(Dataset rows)
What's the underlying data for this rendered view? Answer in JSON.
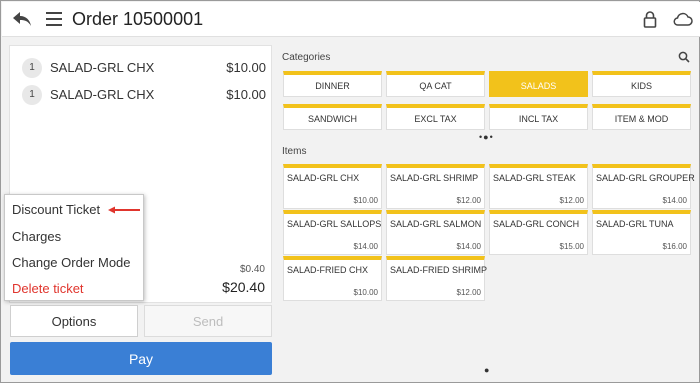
{
  "header": {
    "title": "Order 10500001",
    "back_icon": "back-arrow-icon",
    "menu_icon": "hamburger-menu-icon",
    "lock_icon": "lock-icon",
    "cloud_icon": "cloud-icon"
  },
  "ticket": {
    "lines": [
      {
        "qty": "1",
        "name": "SALAD-GRL CHX",
        "price": "$10.00"
      },
      {
        "qty": "1",
        "name": "SALAD-GRL CHX",
        "price": "$10.00"
      }
    ],
    "tax": "$0.40",
    "total": "$20.40"
  },
  "popup_menu": {
    "items": [
      "Discount Ticket",
      "Charges",
      "Change Order Mode",
      "Delete ticket"
    ],
    "danger_color": "#e0352d"
  },
  "buttons": {
    "options": "Options",
    "send": "Send",
    "pay": "Pay"
  },
  "categories": {
    "label": "Categories",
    "items": [
      "DINNER",
      "QA CAT",
      "SALADS",
      "KIDS",
      "SANDWICH",
      "EXCL TAX",
      "INCL TAX",
      "ITEM & MOD"
    ],
    "selected": "SALADS"
  },
  "items": {
    "label": "Items",
    "list": [
      {
        "name": "SALAD-GRL CHX",
        "price": "$10.00"
      },
      {
        "name": "SALAD-GRL SHRIMP",
        "price": "$12.00"
      },
      {
        "name": "SALAD-GRL STEAK",
        "price": "$12.00"
      },
      {
        "name": "SALAD-GRL GROUPER",
        "price": "$14.00"
      },
      {
        "name": "SALAD-GRL SALLOPS",
        "price": "$14.00"
      },
      {
        "name": "SALAD-GRL SALMON",
        "price": "$14.00"
      },
      {
        "name": "SALAD-GRL CONCH",
        "price": "$15.00"
      },
      {
        "name": "SALAD-GRL TUNA",
        "price": "$16.00"
      },
      {
        "name": "SALAD-FRIED CHX",
        "price": "$10.00"
      },
      {
        "name": "SALAD-FRIED SHRIMP",
        "price": "$12.00"
      }
    ]
  },
  "colors": {
    "accent_yellow": "#f2c21b",
    "pay_blue": "#3a7fd5"
  }
}
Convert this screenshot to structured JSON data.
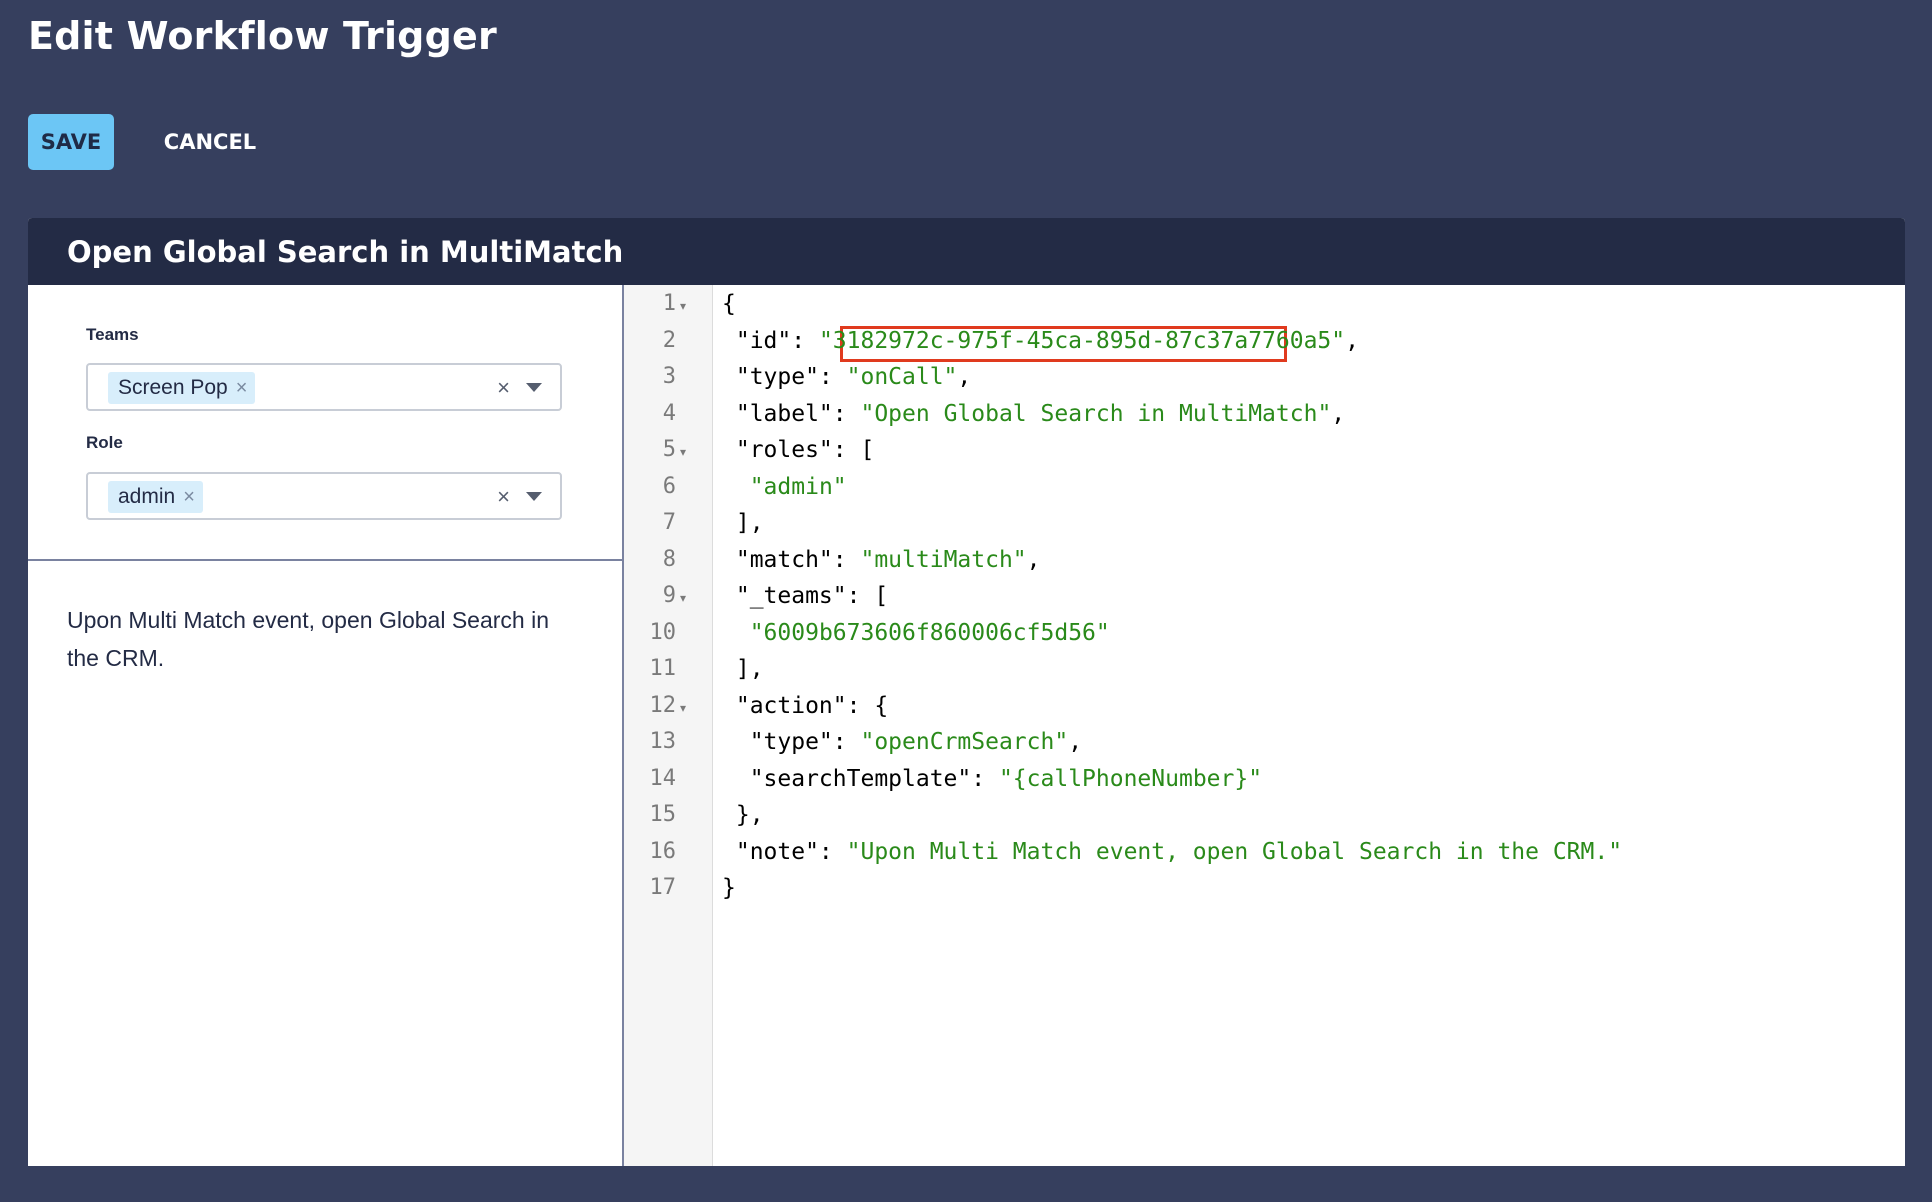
{
  "page": {
    "title": "Edit Workflow Trigger"
  },
  "toolbar": {
    "save_label": "SAVE",
    "cancel_label": "CANCEL"
  },
  "card": {
    "title": "Open Global Search in MultiMatch"
  },
  "form": {
    "teams": {
      "label": "Teams",
      "chip": "Screen Pop",
      "chip_remove": "×",
      "clear": "×"
    },
    "role": {
      "label": "Role",
      "chip": "admin",
      "chip_remove": "×",
      "clear": "×"
    }
  },
  "note": "Upon Multi Match event, open Global Search in the CRM.",
  "editor": {
    "line_numbers": [
      "1",
      "2",
      "3",
      "4",
      "5",
      "6",
      "7",
      "8",
      "9",
      "10",
      "11",
      "12",
      "13",
      "14",
      "15",
      "16",
      "17"
    ],
    "lines": [
      [
        {
          "t": "{"
        }
      ],
      [
        {
          "t": " \"id\": "
        },
        {
          "t": "\"3182972c-975f-45ca-895d-87c37a7760a5\"",
          "s": 1
        },
        {
          "t": ","
        }
      ],
      [
        {
          "t": " \"type\": "
        },
        {
          "t": "\"onCall\"",
          "s": 1
        },
        {
          "t": ","
        }
      ],
      [
        {
          "t": " \"label\": "
        },
        {
          "t": "\"Open Global Search in MultiMatch\"",
          "s": 1
        },
        {
          "t": ","
        }
      ],
      [
        {
          "t": " \"roles\": ["
        }
      ],
      [
        {
          "t": "  "
        },
        {
          "t": "\"admin\"",
          "s": 1
        }
      ],
      [
        {
          "t": " ],"
        }
      ],
      [
        {
          "t": " \"match\": "
        },
        {
          "t": "\"multiMatch\"",
          "s": 1
        },
        {
          "t": ","
        }
      ],
      [
        {
          "t": " \"_teams\": ["
        }
      ],
      [
        {
          "t": "  "
        },
        {
          "t": "\"6009b673606f860006cf5d56\"",
          "s": 1
        }
      ],
      [
        {
          "t": " ],"
        }
      ],
      [
        {
          "t": " \"action\": {"
        }
      ],
      [
        {
          "t": "  \"type\": "
        },
        {
          "t": "\"openCrmSearch\"",
          "s": 1
        },
        {
          "t": ","
        }
      ],
      [
        {
          "t": "  \"searchTemplate\": "
        },
        {
          "t": "\"{callPhoneNumber}\"",
          "s": 1
        }
      ],
      [
        {
          "t": " },"
        }
      ],
      [
        {
          "t": " \"note\": "
        },
        {
          "t": "\"Upon Multi Match event, open Global Search in the CRM.\"",
          "s": 1
        }
      ],
      [
        {
          "t": "}"
        }
      ]
    ],
    "fold_lines": [
      1,
      5,
      9,
      12
    ],
    "highlighted_value": "\"3182972c-975f-45ca-895d-87c37a7760a5\""
  },
  "colors": {
    "background": "#363f5e",
    "header": "#232b45",
    "save_button": "#6cc6f5",
    "string": "#2a8a1a",
    "highlight_box": "#e03a1e"
  }
}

● OBJECTIVE: Copy the records word for word, leaving no picture in the copy.

● WRITTEN REPLY:
What's the underlying data for this rendered view? Answer in JSON.
{
  "header": {
    "title": "Order 10500001",
    "back_icon": "back-arrow-icon",
    "menu_icon": "hamburger-menu-icon",
    "lock_icon": "lock-icon",
    "cloud_icon": "cloud-icon"
  },
  "ticket": {
    "lines": [
      {
        "qty": "1",
        "name": "SALAD-GRL CHX",
        "price": "$10.00"
      },
      {
        "qty": "1",
        "name": "SALAD-GRL CHX",
        "price": "$10.00"
      }
    ],
    "tax": "$0.40",
    "total": "$20.40"
  },
  "popup_menu": {
    "items": [
      "Discount Ticket",
      "Charges",
      "Change Order Mode",
      "Delete ticket"
    ],
    "danger_color": "#e0352d"
  },
  "buttons": {
    "options": "Options",
    "send": "Send",
    "pay": "Pay"
  },
  "categories": {
    "label": "Categories",
    "items": [
      "DINNER",
      "QA CAT",
      "SALADS",
      "KIDS",
      "SANDWICH",
      "EXCL TAX",
      "INCL TAX",
      "ITEM & MOD"
    ],
    "selected": "SALADS"
  },
  "items": {
    "label": "Items",
    "list": [
      {
        "name": "SALAD-GRL CHX",
        "price": "$10.00"
      },
      {
        "name": "SALAD-GRL SHRIMP",
        "price": "$12.00"
      },
      {
        "name": "SALAD-GRL STEAK",
        "price": "$12.00"
      },
      {
        "name": "SALAD-GRL GROUPER",
        "price": "$14.00"
      },
      {
        "name": "SALAD-GRL SALLOPS",
        "price": "$14.00"
      },
      {
        "name": "SALAD-GRL SALMON",
        "price": "$14.00"
      },
      {
        "name": "SALAD-GRL CONCH",
        "price": "$15.00"
      },
      {
        "name": "SALAD-GRL TUNA",
        "price": "$16.00"
      },
      {
        "name": "SALAD-FRIED CHX",
        "price": "$10.00"
      },
      {
        "name": "SALAD-FRIED SHRIMP",
        "price": "$12.00"
      }
    ]
  },
  "colors": {
    "accent_yellow": "#f2c21b",
    "pay_blue": "#3a7fd5"
  }
}
Convert this screenshot to structured JSON data.
{
  "page": {
    "title": "Edit Workflow Trigger"
  },
  "toolbar": {
    "save_label": "SAVE",
    "cancel_label": "CANCEL"
  },
  "card": {
    "title": "Open Global Search in MultiMatch"
  },
  "form": {
    "teams": {
      "label": "Teams",
      "chip": "Screen Pop",
      "chip_remove": "×",
      "clear": "×"
    },
    "role": {
      "label": "Role",
      "chip": "admin",
      "chip_remove": "×",
      "clear": "×"
    }
  },
  "note": "Upon Multi Match event, open Global Search in the CRM.",
  "editor": {
    "line_numbers": [
      "1",
      "2",
      "3",
      "4",
      "5",
      "6",
      "7",
      "8",
      "9",
      "10",
      "11",
      "12",
      "13",
      "14",
      "15",
      "16",
      "17"
    ],
    "lines": [
      [
        {
          "t": "{"
        }
      ],
      [
        {
          "t": " \"id\": "
        },
        {
          "t": "\"3182972c-975f-45ca-895d-87c37a7760a5\"",
          "s": 1
        },
        {
          "t": ","
        }
      ],
      [
        {
          "t": " \"type\": "
        },
        {
          "t": "\"onCall\"",
          "s": 1
        },
        {
          "t": ","
        }
      ],
      [
        {
          "t": " \"label\": "
        },
        {
          "t": "\"Open Global Search in MultiMatch\"",
          "s": 1
        },
        {
          "t": ","
        }
      ],
      [
        {
          "t": " \"roles\": ["
        }
      ],
      [
        {
          "t": "  "
        },
        {
          "t": "\"admin\"",
          "s": 1
        }
      ],
      [
        {
          "t": " ],"
        }
      ],
      [
        {
          "t": " \"match\": "
        },
        {
          "t": "\"multiMatch\"",
          "s": 1
        },
        {
          "t": ","
        }
      ],
      [
        {
          "t": " \"_teams\": ["
        }
      ],
      [
        {
          "t": "  "
        },
        {
          "t": "\"6009b673606f860006cf5d56\"",
          "s": 1
        }
      ],
      [
        {
          "t": " ],"
        }
      ],
      [
        {
          "t": " \"action\": {"
        }
      ],
      [
        {
          "t": "  \"type\": "
        },
        {
          "t": "\"openCrmSearch\"",
          "s": 1
        },
        {
          "t": ","
        }
      ],
      [
        {
          "t": "  \"searchTemplate\": "
        },
        {
          "t": "\"{callPhoneNumber}\"",
          "s": 1
        }
      ],
      [
        {
          "t": " },"
        }
      ],
      [
        {
          "t": " \"note\": "
        },
        {
          "t": "\"Upon Multi Match event, open Global Search in the CRM.\"",
          "s": 1
        }
      ],
      [
        {
          "t": "}"
        }
      ]
    ],
    "fold_lines": [
      1,
      5,
      9,
      12
    ],
    "highlighted_value": "\"3182972c-975f-45ca-895d-87c37a7760a5\""
  },
  "colors": {
    "background": "#363f5e",
    "header": "#232b45",
    "save_button": "#6cc6f5",
    "string": "#2a8a1a",
    "highlight_box": "#e03a1e"
  }
}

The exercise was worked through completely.